▶ **Do this**: Print the data below word for word, leaving out the picture.

* * *

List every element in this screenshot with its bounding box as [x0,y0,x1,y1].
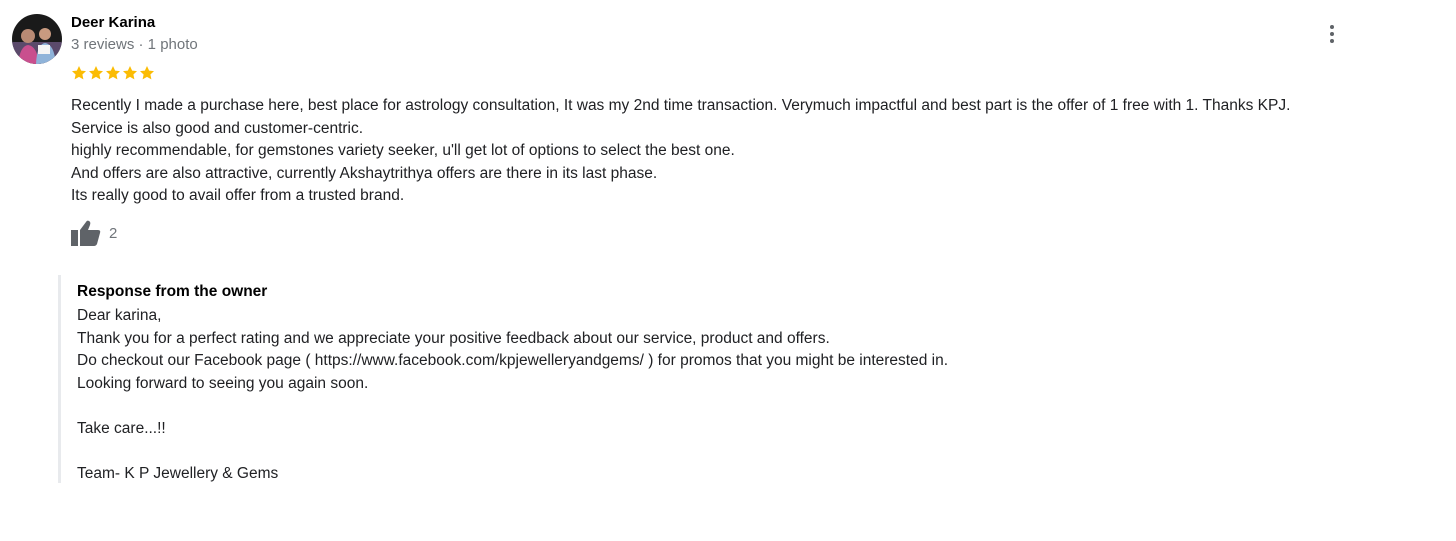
review-text: Recently I made a purchase here, best pl… [71,95,1411,208]
owner-response-line [77,440,948,463]
owner-response-line [77,395,948,418]
star-rating [71,65,155,81]
star-icon [105,65,121,81]
more-vert-icon [1330,25,1334,43]
review-text-line: Service is also good and customer-centri… [71,119,364,137]
star-icon [122,65,138,81]
star-icon [88,65,104,81]
reviewer-avatar[interactable] [12,14,62,64]
owner-response-line: Dear karina, [77,307,162,324]
owner-response-text: Dear karina, Thank you for a perfect rati… [77,305,948,485]
review-text-line: And offers are also attractive, currentl… [71,164,658,182]
more-options-button[interactable] [1320,22,1344,46]
review-text-line: Recently I made a purchase here, best pl… [71,97,1291,114]
thumbs-up-icon [71,220,101,246]
owner-response-line: Looking forward to seeing you again soon… [77,374,369,392]
star-icon [71,65,87,81]
owner-response-line: Team- K P Jewellery & Gems [77,464,279,482]
owner-response-line: Thank you for a perfect rating and we ap… [77,329,830,347]
review-text-line: Its really good to avail offer from a tr… [71,187,405,204]
like-count: 2 [109,224,118,242]
owner-response-title: Response from the owner [77,283,268,300]
review-text-line: highly recommendable, for gemstones vari… [71,142,735,159]
star-icon [139,65,155,81]
owner-response-line: Do checkout our Facebook page ( https://… [77,352,949,369]
reviewer-meta: 3 reviews · 1 photo [71,36,198,53]
like-button[interactable]: 2 [71,220,117,246]
reviewer-name[interactable]: Deer Karina [71,14,155,31]
owner-response-line: Take care...!! [77,419,166,437]
owner-response: Response from the owner Dear karina, Than… [58,275,1258,483]
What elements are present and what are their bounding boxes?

* * *

▶ **Problem solution**:
List every element in this screenshot with its bounding box as [x0,y0,x1,y1].
review-text: Recently I made a purchase here, best pl… [71,95,1411,208]
owner-response-line [77,440,948,463]
owner-response-line [77,395,948,418]
star-rating [71,65,155,81]
star-icon [105,65,121,81]
more-vert-icon [1330,25,1334,43]
review-text-line: Service is also good and customer-centri… [71,119,364,137]
star-icon [122,65,138,81]
star-icon [88,65,104,81]
reviewer-avatar[interactable] [12,14,62,64]
owner-response-line: Dear karina, [77,307,162,324]
owner-response-text: Dear karina, Thank you for a perfect rati… [77,305,948,485]
review-text-line: And offers are also attractive, currentl… [71,164,658,182]
more-options-button[interactable] [1320,22,1344,46]
review-text-line: Recently I made a purchase here, best pl… [71,97,1291,114]
thumbs-up-icon [71,220,101,246]
owner-response-line: Looking forward to seeing you again soon… [77,374,369,392]
star-icon [71,65,87,81]
owner-response-line: Team- K P Jewellery & Gems [77,464,279,482]
owner-response-line: Thank you for a perfect rating and we ap… [77,329,830,347]
review-text-line: Its really good to avail offer from a tr… [71,187,405,204]
like-count: 2 [109,224,118,242]
owner-response-title: Response from the owner [77,283,268,300]
review-text-line: highly recommendable, for gemstones vari… [71,142,735,159]
star-icon [139,65,155,81]
owner-response-line: Do checkout our Facebook page ( https://… [77,352,949,369]
reviewer-meta: 3 reviews · 1 photo [71,36,198,53]
like-button[interactable]: 2 [71,220,117,246]
reviewer-name[interactable]: Deer Karina [71,14,155,31]
owner-response-line: Take care...!! [77,419,166,437]
owner-response: Response from the owner Dear karina, Than… [58,275,1258,483]
What elements are present and what are their bounding boxes?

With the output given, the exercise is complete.